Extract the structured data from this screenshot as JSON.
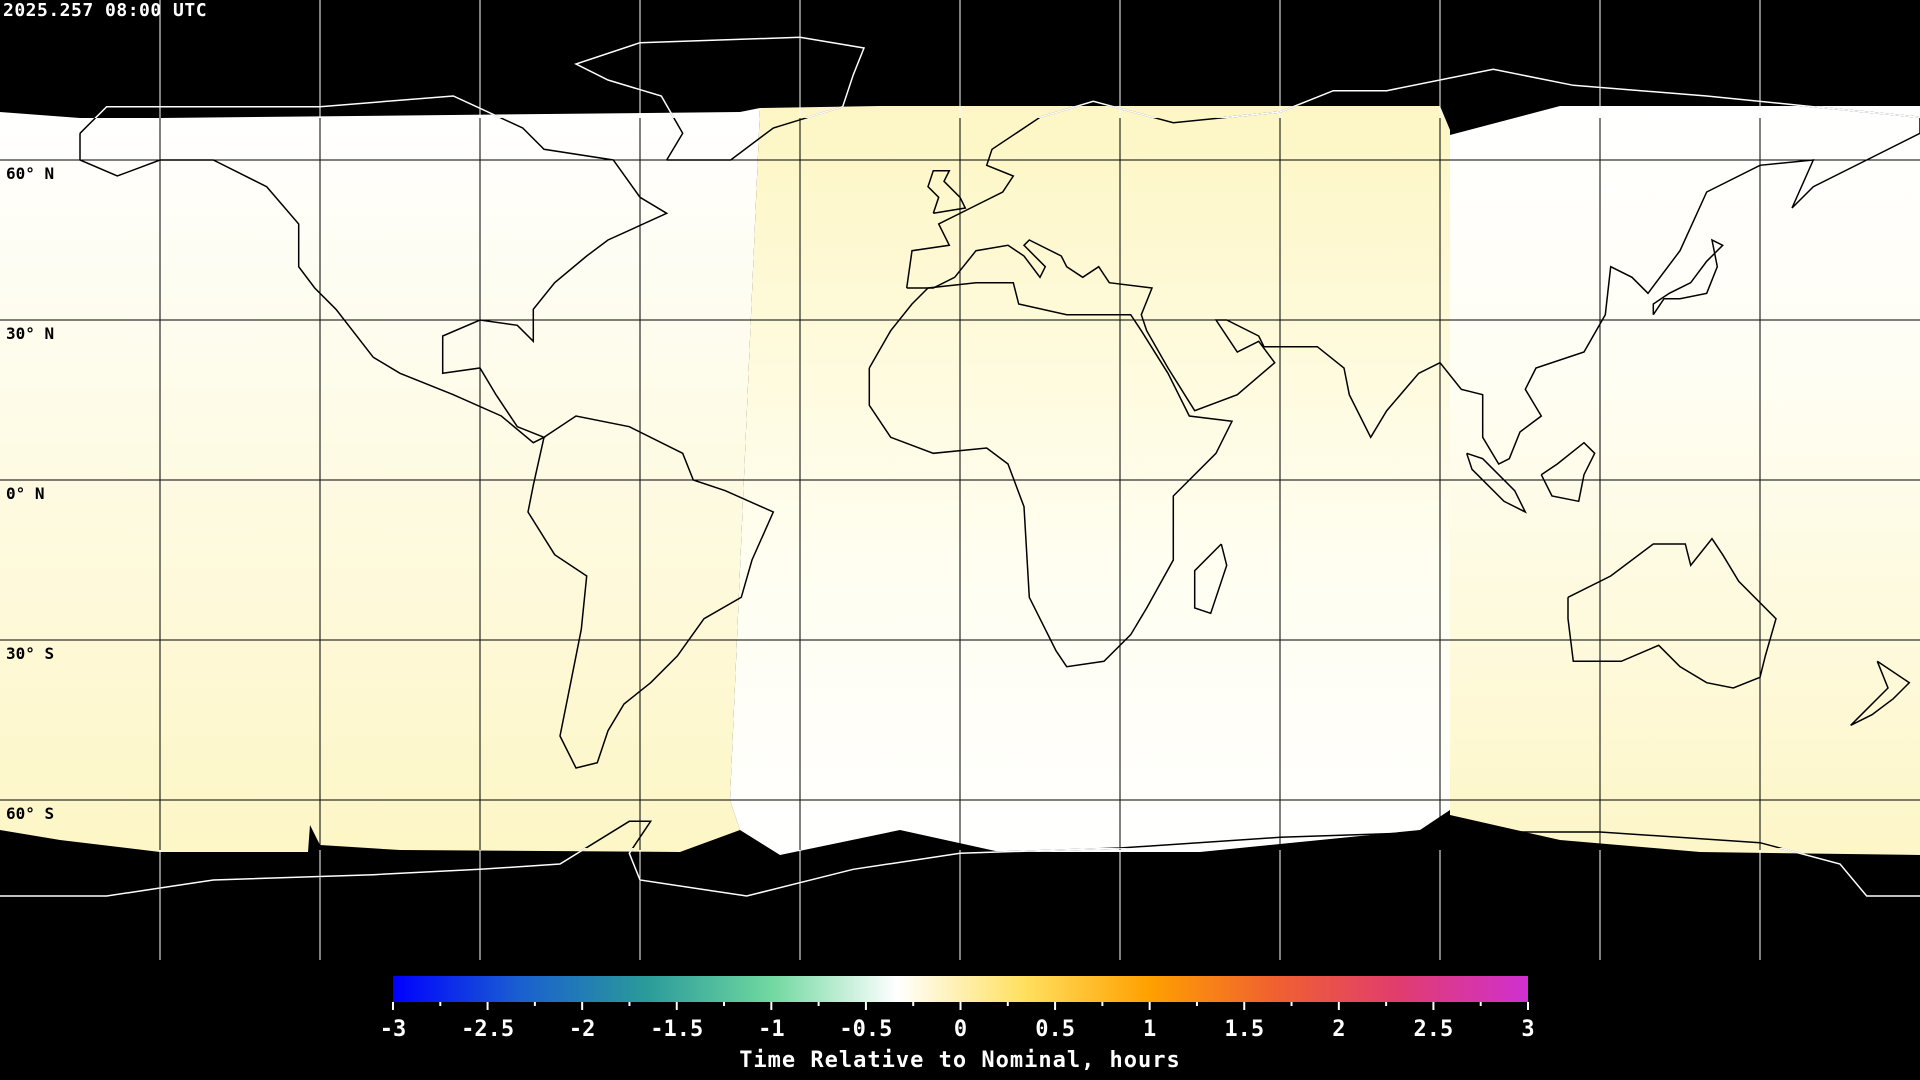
{
  "title": "2025.257 08:00 UTC",
  "latitude_labels": [
    "60° N",
    "30° N",
    "0° N",
    "30° S",
    "60° S"
  ],
  "map": {
    "projection": "equirectangular",
    "gridlines_lon_step_deg": 30,
    "gridlines_lat_step_deg": 30,
    "no_data_color": "#000000",
    "coastline_color_on_data": "#000000",
    "coastline_color_on_nodata": "#ffffff"
  },
  "colorbar": {
    "title": "Time Relative to Nominal, hours",
    "min": -3,
    "max": 3,
    "tick_labels": [
      "-3",
      "-2.5",
      "-2",
      "-1.5",
      "-1",
      "-0.5",
      "0",
      "0.5",
      "1",
      "1.5",
      "2",
      "2.5",
      "3"
    ],
    "colors": [
      "#0000ff",
      "#1a5fd0",
      "#2a9a9a",
      "#70d8a0",
      "#ffffff",
      "#ffe060",
      "#ffa000",
      "#f06030",
      "#e03c70",
      "#d030d0"
    ]
  }
}
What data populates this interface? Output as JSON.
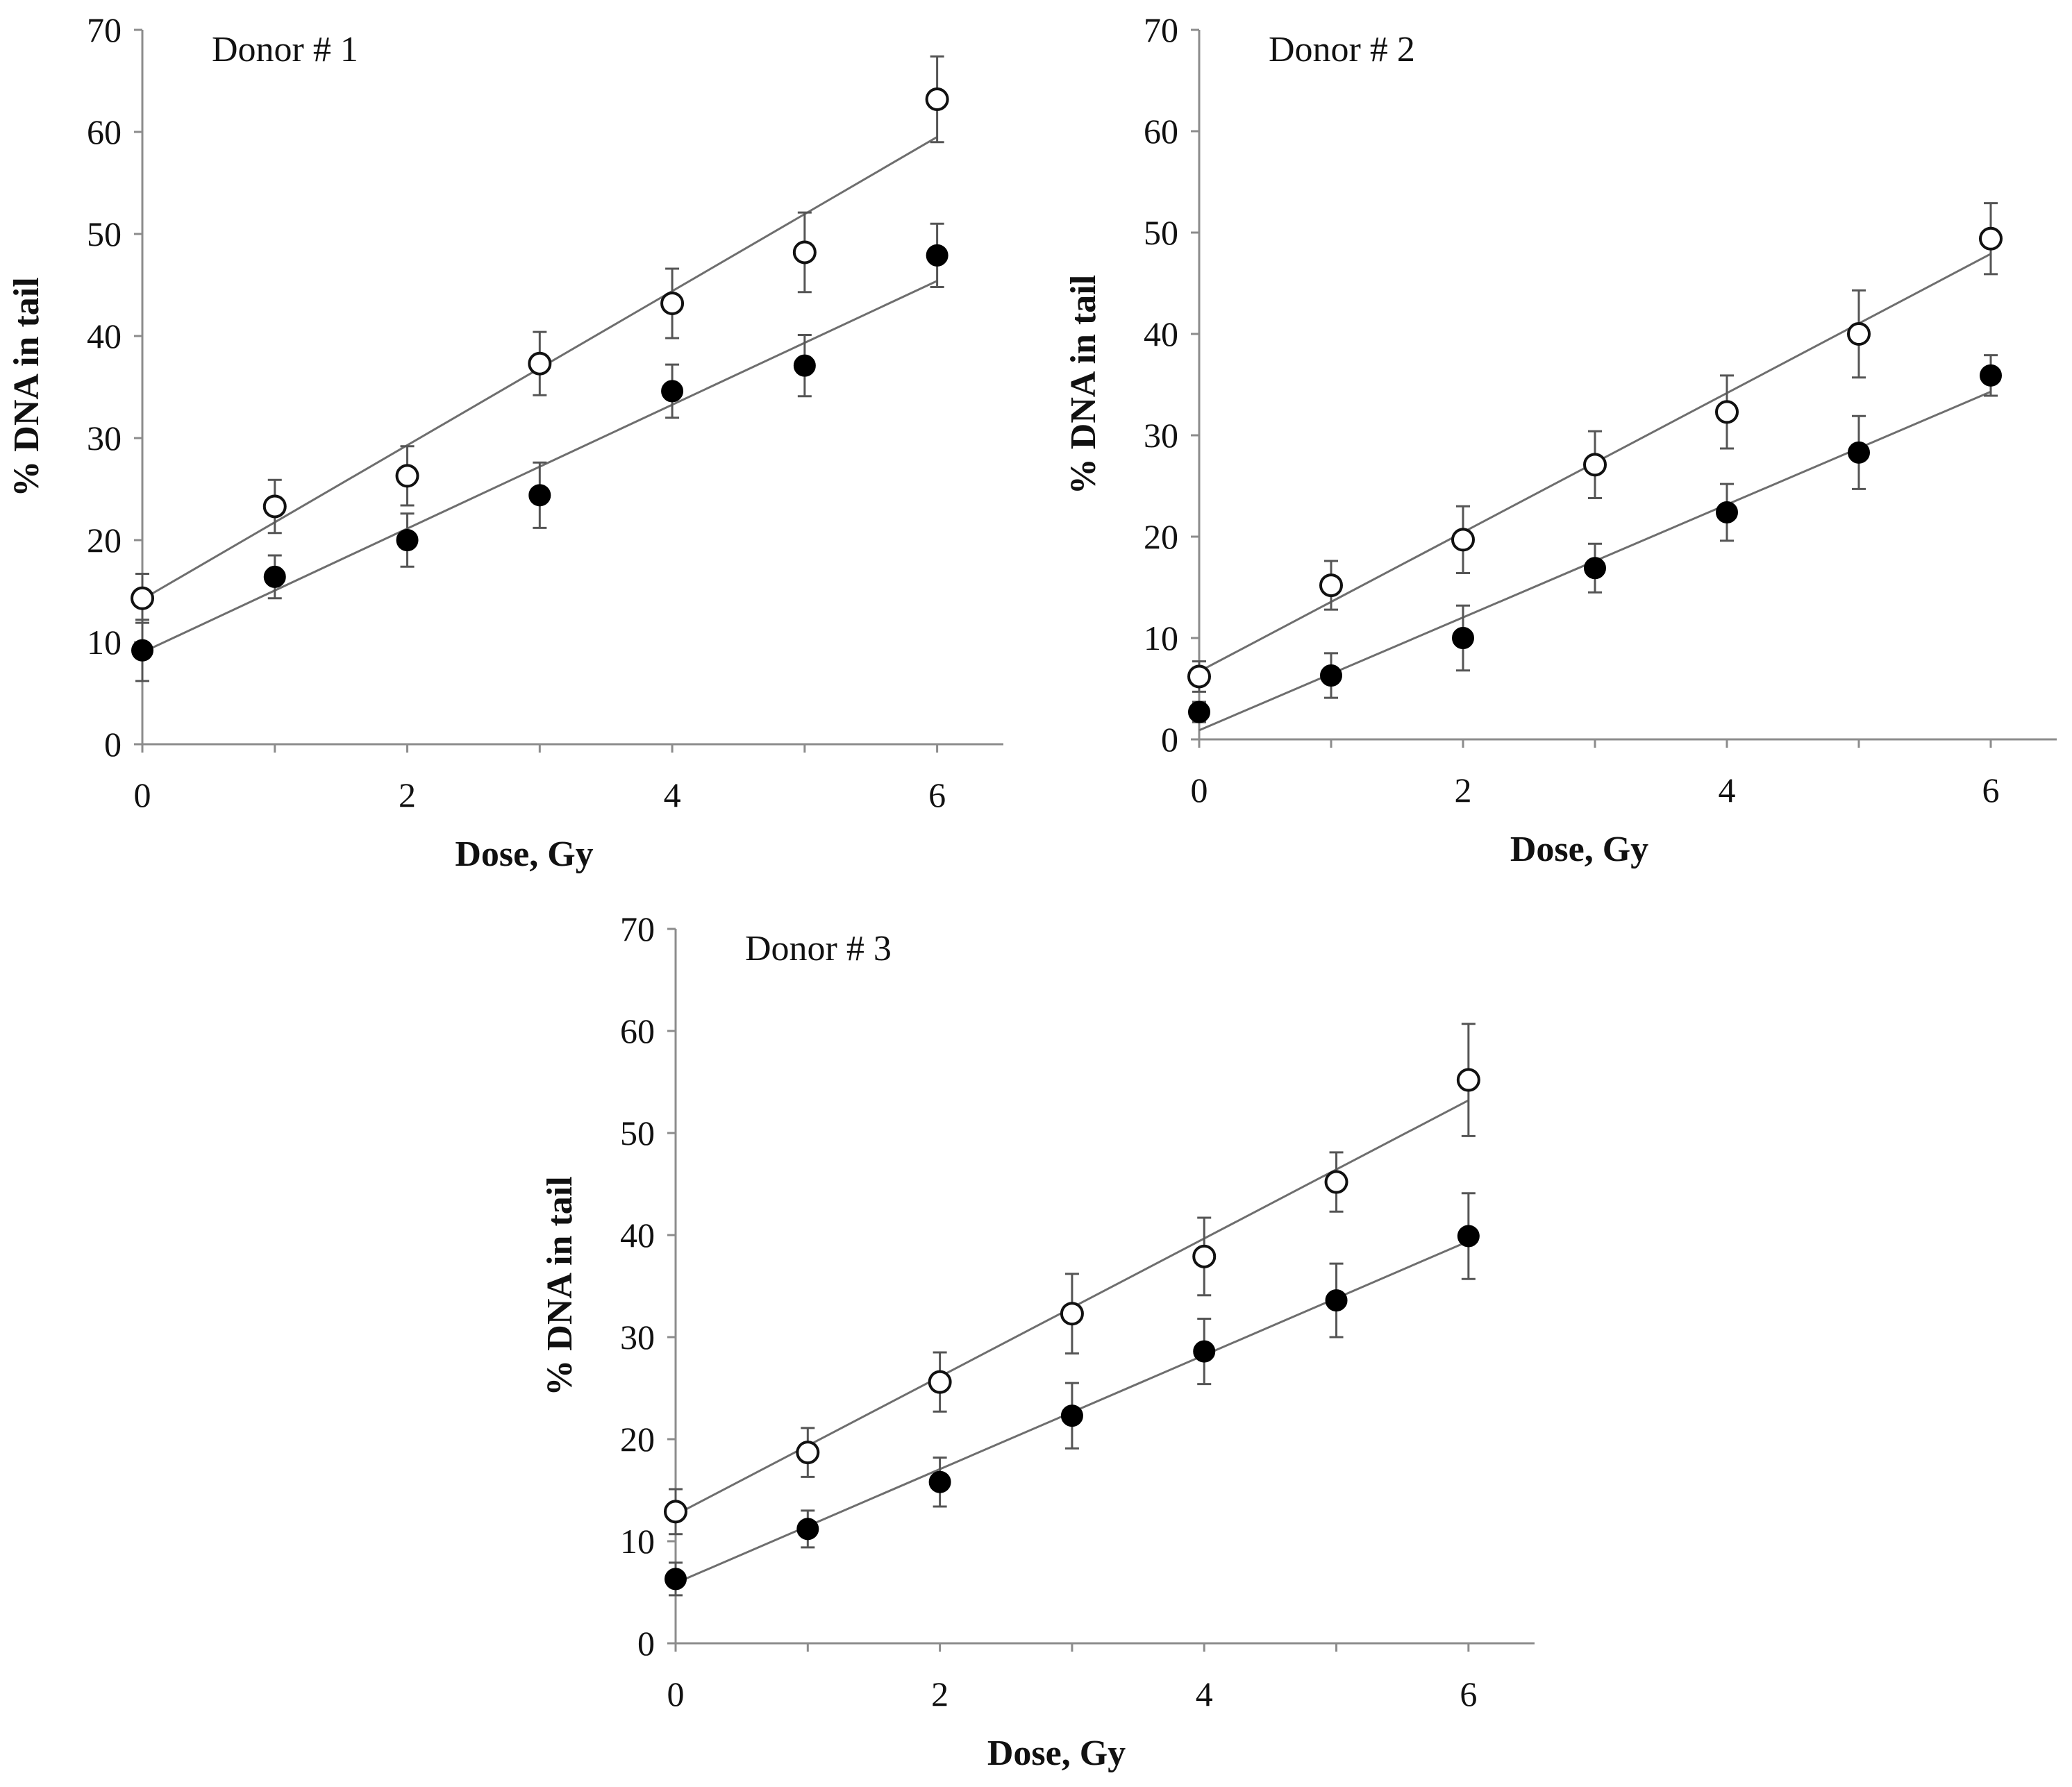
{
  "chart_data": [
    {
      "type": "scatter",
      "title": "Donor # 1",
      "xlabel": "Dose, Gy",
      "ylabel": "% DNA in tail",
      "xlim": [
        0,
        6.5
      ],
      "ylim": [
        0,
        70
      ],
      "xticks": [
        "0",
        "2",
        "4",
        "6"
      ],
      "yticks": [
        "0",
        "10",
        "20",
        "30",
        "40",
        "50",
        "60",
        "70"
      ],
      "grid": false,
      "legend": "none",
      "series": [
        {
          "name": "open circles",
          "marker": "open",
          "x": [
            0,
            1,
            2,
            3,
            4,
            5,
            6
          ],
          "y": [
            14.3,
            23.3,
            26.3,
            37.3,
            43.2,
            48.2,
            63.2
          ],
          "error": [
            2.4,
            2.6,
            2.9,
            3.1,
            3.4,
            3.9,
            4.2
          ],
          "fit": [
            14.2,
            59.5
          ]
        },
        {
          "name": "filled circles",
          "marker": "filled",
          "x": [
            0,
            1,
            2,
            3,
            4,
            5,
            6
          ],
          "y": [
            9.2,
            16.4,
            20.0,
            24.4,
            34.6,
            37.1,
            47.9
          ],
          "error": [
            3.0,
            2.1,
            2.6,
            3.2,
            2.6,
            3.0,
            3.1
          ],
          "fit": [
            9.0,
            45.4
          ]
        }
      ]
    },
    {
      "type": "scatter",
      "title": "Donor # 2",
      "xlabel": "Dose, Gy",
      "ylabel": "% DNA in tail",
      "xlim": [
        0,
        6.5
      ],
      "ylim": [
        0,
        70
      ],
      "xticks": [
        "0",
        "2",
        "4",
        "6"
      ],
      "yticks": [
        "0",
        "10",
        "20",
        "30",
        "40",
        "50",
        "60",
        "70"
      ],
      "grid": false,
      "legend": "none",
      "series": [
        {
          "name": "open circles",
          "marker": "open",
          "x": [
            0,
            1,
            2,
            3,
            4,
            5,
            6
          ],
          "y": [
            6.2,
            15.2,
            19.7,
            27.1,
            32.3,
            40.0,
            49.4
          ],
          "error": [
            1.5,
            2.4,
            3.3,
            3.3,
            3.6,
            4.3,
            3.5
          ],
          "fit": [
            6.7,
            47.9
          ]
        },
        {
          "name": "filled circles",
          "marker": "filled",
          "x": [
            0,
            1,
            2,
            3,
            4,
            5,
            6
          ],
          "y": [
            2.7,
            6.3,
            10.0,
            16.9,
            22.4,
            28.3,
            35.9
          ],
          "error": [
            1.0,
            2.2,
            3.2,
            2.4,
            2.8,
            3.6,
            2.0
          ],
          "fit": [
            0.9,
            34.3
          ]
        }
      ]
    },
    {
      "type": "scatter",
      "title": "Donor # 3",
      "xlabel": "Dose, Gy",
      "ylabel": "% DNA in tail",
      "xlim": [
        0,
        6.5
      ],
      "ylim": [
        0,
        70
      ],
      "xticks": [
        "0",
        "2",
        "4",
        "6"
      ],
      "yticks": [
        "0",
        "10",
        "20",
        "30",
        "40",
        "50",
        "60",
        "70"
      ],
      "grid": false,
      "legend": "none",
      "series": [
        {
          "name": "open circles",
          "marker": "open",
          "x": [
            0,
            1,
            2,
            3,
            4,
            5,
            6
          ],
          "y": [
            12.9,
            18.7,
            25.6,
            32.3,
            37.9,
            45.2,
            55.2
          ],
          "error": [
            2.2,
            2.4,
            2.9,
            3.9,
            3.8,
            2.9,
            5.5
          ],
          "fit": [
            12.6,
            53.2
          ]
        },
        {
          "name": "filled circles",
          "marker": "filled",
          "x": [
            0,
            1,
            2,
            3,
            4,
            5,
            6
          ],
          "y": [
            6.3,
            11.2,
            15.8,
            22.3,
            28.6,
            33.6,
            39.9
          ],
          "error": [
            1.6,
            1.8,
            2.4,
            3.2,
            3.2,
            3.6,
            4.2
          ],
          "fit": [
            5.9,
            39.4
          ]
        }
      ]
    }
  ]
}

○ ○ ○ ○

Exercise brief: From the material above, reproduce everything verbatim except the pictures.

Output below:
Extract the structured data from this screenshot as JSON.
{
  "title": "2025.257 08:00 UTC",
  "latitude_labels": [
    "60° N",
    "30° N",
    "0° N",
    "30° S",
    "60° S"
  ],
  "map": {
    "projection": "equirectangular",
    "gridlines_lon_step_deg": 30,
    "gridlines_lat_step_deg": 30,
    "no_data_color": "#000000",
    "coastline_color_on_data": "#000000",
    "coastline_color_on_nodata": "#ffffff"
  },
  "colorbar": {
    "title": "Time Relative to Nominal, hours",
    "min": -3,
    "max": 3,
    "tick_labels": [
      "-3",
      "-2.5",
      "-2",
      "-1.5",
      "-1",
      "-0.5",
      "0",
      "0.5",
      "1",
      "1.5",
      "2",
      "2.5",
      "3"
    ],
    "colors": [
      "#0000ff",
      "#1a5fd0",
      "#2a9a9a",
      "#70d8a0",
      "#ffffff",
      "#ffe060",
      "#ffa000",
      "#f06030",
      "#e03c70",
      "#d030d0"
    ]
  }
}
What data populates this interface? Output as JSON.
{
  "chart_data": [
    {
      "type": "scatter",
      "title": "Donor # 1",
      "xlabel": "Dose, Gy",
      "ylabel": "% DNA in tail",
      "xlim": [
        0,
        6.5
      ],
      "ylim": [
        0,
        70
      ],
      "xticks": [
        "0",
        "2",
        "4",
        "6"
      ],
      "yticks": [
        "0",
        "10",
        "20",
        "30",
        "40",
        "50",
        "60",
        "70"
      ],
      "grid": false,
      "legend": "none",
      "series": [
        {
          "name": "open circles",
          "marker": "open",
          "x": [
            0,
            1,
            2,
            3,
            4,
            5,
            6
          ],
          "y": [
            14.3,
            23.3,
            26.3,
            37.3,
            43.2,
            48.2,
            63.2
          ],
          "error": [
            2.4,
            2.6,
            2.9,
            3.1,
            3.4,
            3.9,
            4.2
          ],
          "fit": [
            14.2,
            59.5
          ]
        },
        {
          "name": "filled circles",
          "marker": "filled",
          "x": [
            0,
            1,
            2,
            3,
            4,
            5,
            6
          ],
          "y": [
            9.2,
            16.4,
            20.0,
            24.4,
            34.6,
            37.1,
            47.9
          ],
          "error": [
            3.0,
            2.1,
            2.6,
            3.2,
            2.6,
            3.0,
            3.1
          ],
          "fit": [
            9.0,
            45.4
          ]
        }
      ]
    },
    {
      "type": "scatter",
      "title": "Donor # 2",
      "xlabel": "Dose, Gy",
      "ylabel": "% DNA in tail",
      "xlim": [
        0,
        6.5
      ],
      "ylim": [
        0,
        70
      ],
      "xticks": [
        "0",
        "2",
        "4",
        "6"
      ],
      "yticks": [
        "0",
        "10",
        "20",
        "30",
        "40",
        "50",
        "60",
        "70"
      ],
      "grid": false,
      "legend": "none",
      "series": [
        {
          "name": "open circles",
          "marker": "open",
          "x": [
            0,
            1,
            2,
            3,
            4,
            5,
            6
          ],
          "y": [
            6.2,
            15.2,
            19.7,
            27.1,
            32.3,
            40.0,
            49.4
          ],
          "error": [
            1.5,
            2.4,
            3.3,
            3.3,
            3.6,
            4.3,
            3.5
          ],
          "fit": [
            6.7,
            47.9
          ]
        },
        {
          "name": "filled circles",
          "marker": "filled",
          "x": [
            0,
            1,
            2,
            3,
            4,
            5,
            6
          ],
          "y": [
            2.7,
            6.3,
            10.0,
            16.9,
            22.4,
            28.3,
            35.9
          ],
          "error": [
            1.0,
            2.2,
            3.2,
            2.4,
            2.8,
            3.6,
            2.0
          ],
          "fit": [
            0.9,
            34.3
          ]
        }
      ]
    },
    {
      "type": "scatter",
      "title": "Donor # 3",
      "xlabel": "Dose, Gy",
      "ylabel": "% DNA in tail",
      "xlim": [
        0,
        6.5
      ],
      "ylim": [
        0,
        70
      ],
      "xticks": [
        "0",
        "2",
        "4",
        "6"
      ],
      "yticks": [
        "0",
        "10",
        "20",
        "30",
        "40",
        "50",
        "60",
        "70"
      ],
      "grid": false,
      "legend": "none",
      "series": [
        {
          "name": "open circles",
          "marker": "open",
          "x": [
            0,
            1,
            2,
            3,
            4,
            5,
            6
          ],
          "y": [
            12.9,
            18.7,
            25.6,
            32.3,
            37.9,
            45.2,
            55.2
          ],
          "error": [
            2.2,
            2.4,
            2.9,
            3.9,
            3.8,
            2.9,
            5.5
          ],
          "fit": [
            12.6,
            53.2
          ]
        },
        {
          "name": "filled circles",
          "marker": "filled",
          "x": [
            0,
            1,
            2,
            3,
            4,
            5,
            6
          ],
          "y": [
            6.3,
            11.2,
            15.8,
            22.3,
            28.6,
            33.6,
            39.9
          ],
          "error": [
            1.6,
            1.8,
            2.4,
            3.2,
            3.2,
            3.6,
            4.2
          ],
          "fit": [
            5.9,
            39.4
          ]
        }
      ]
    }
  ]
}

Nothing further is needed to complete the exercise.